> **AIM**
Count lines holding the string "noindex" in the data that follows. Reply with one number only.

|---|

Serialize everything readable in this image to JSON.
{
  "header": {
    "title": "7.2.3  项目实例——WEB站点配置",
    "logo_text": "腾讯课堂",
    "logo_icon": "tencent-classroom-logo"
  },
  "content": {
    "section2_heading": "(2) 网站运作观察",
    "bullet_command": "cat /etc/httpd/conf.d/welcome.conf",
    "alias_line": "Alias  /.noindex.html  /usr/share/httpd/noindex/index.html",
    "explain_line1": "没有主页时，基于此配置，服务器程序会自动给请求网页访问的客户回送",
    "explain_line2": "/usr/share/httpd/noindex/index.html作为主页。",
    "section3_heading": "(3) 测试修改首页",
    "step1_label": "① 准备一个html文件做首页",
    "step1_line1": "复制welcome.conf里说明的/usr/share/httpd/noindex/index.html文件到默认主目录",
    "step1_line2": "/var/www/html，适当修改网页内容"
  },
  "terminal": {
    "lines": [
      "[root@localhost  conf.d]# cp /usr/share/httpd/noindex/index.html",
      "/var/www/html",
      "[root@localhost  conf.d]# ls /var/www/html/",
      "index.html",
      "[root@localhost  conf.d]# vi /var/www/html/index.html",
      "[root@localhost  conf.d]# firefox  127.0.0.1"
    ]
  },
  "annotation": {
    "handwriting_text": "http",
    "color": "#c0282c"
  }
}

|---|

> **TASK SOLUTION**
4